Excerpted records:
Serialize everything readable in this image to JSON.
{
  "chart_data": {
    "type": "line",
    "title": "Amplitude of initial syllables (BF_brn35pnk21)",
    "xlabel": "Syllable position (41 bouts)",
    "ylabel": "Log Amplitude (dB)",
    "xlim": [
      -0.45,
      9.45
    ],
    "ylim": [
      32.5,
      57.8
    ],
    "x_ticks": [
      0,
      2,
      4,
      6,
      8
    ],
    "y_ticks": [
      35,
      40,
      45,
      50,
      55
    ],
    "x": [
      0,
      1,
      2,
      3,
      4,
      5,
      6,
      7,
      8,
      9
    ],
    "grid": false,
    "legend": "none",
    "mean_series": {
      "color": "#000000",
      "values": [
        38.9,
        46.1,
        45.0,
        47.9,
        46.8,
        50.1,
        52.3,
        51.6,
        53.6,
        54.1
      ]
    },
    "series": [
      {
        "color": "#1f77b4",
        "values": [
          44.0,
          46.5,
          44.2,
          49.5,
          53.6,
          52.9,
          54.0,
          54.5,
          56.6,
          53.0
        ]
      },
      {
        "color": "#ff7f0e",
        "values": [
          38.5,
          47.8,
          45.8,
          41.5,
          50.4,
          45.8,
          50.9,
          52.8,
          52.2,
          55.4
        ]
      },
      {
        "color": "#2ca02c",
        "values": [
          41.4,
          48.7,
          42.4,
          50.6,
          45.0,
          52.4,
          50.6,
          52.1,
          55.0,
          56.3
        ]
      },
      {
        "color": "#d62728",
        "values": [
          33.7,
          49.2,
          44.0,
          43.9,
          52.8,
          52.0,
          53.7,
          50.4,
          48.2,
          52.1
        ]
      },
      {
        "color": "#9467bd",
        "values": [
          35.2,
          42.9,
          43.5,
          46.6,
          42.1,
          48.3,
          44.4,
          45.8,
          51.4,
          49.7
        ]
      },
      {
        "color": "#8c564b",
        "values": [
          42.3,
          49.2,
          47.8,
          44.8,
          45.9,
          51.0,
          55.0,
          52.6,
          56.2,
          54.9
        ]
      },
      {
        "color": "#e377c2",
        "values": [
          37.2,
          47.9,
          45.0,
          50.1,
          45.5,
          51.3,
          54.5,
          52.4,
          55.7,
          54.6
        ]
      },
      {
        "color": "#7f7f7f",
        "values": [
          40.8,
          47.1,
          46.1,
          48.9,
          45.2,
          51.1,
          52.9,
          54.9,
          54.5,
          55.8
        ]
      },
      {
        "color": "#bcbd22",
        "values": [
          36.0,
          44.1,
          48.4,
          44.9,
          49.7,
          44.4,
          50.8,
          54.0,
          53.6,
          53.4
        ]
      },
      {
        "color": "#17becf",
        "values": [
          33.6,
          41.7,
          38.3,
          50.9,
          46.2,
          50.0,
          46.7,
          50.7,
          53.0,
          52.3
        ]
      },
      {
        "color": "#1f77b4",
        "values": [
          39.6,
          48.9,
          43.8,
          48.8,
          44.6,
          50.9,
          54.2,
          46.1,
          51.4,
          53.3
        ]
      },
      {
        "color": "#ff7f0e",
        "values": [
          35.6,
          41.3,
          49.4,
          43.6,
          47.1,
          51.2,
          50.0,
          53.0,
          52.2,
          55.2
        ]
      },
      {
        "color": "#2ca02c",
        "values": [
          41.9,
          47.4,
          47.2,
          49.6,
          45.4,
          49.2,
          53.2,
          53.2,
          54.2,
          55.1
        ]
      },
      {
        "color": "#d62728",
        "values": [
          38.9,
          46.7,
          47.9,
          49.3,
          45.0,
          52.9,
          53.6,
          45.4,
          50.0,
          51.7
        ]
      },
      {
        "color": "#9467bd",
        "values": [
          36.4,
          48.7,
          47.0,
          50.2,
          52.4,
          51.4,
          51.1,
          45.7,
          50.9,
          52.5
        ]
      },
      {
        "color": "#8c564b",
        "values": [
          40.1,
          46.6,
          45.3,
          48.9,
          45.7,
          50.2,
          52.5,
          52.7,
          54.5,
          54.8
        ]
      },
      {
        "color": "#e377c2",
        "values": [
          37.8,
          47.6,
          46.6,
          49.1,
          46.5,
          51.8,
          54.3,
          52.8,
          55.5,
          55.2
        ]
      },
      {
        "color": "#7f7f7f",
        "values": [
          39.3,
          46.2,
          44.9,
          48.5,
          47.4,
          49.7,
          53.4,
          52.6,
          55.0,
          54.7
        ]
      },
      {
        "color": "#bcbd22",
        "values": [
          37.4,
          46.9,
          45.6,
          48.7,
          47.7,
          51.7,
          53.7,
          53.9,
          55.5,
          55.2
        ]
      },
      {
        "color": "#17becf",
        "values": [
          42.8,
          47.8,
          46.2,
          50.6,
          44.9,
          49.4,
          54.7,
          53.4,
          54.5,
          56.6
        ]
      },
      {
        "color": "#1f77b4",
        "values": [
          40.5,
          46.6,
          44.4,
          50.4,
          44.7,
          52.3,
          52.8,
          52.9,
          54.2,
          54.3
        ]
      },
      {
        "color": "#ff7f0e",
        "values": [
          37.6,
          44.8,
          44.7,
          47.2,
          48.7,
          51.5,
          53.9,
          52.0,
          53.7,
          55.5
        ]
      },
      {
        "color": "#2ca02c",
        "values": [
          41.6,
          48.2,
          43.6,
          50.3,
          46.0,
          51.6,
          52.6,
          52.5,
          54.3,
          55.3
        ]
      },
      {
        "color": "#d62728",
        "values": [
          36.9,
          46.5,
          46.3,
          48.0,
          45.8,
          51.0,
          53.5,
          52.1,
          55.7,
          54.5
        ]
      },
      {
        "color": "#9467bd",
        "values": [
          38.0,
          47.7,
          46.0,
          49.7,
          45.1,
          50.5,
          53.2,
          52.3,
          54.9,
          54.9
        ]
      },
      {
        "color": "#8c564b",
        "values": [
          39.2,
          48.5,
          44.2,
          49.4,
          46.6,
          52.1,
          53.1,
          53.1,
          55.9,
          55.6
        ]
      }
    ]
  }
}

Directions:
Scan the listing above. Collect all lines with the word "Amplitude".

Answer:
    "title": "Amplitude of initial syllables (BF_brn35pnk21)",
    "ylabel": "Log Amplitude (dB)",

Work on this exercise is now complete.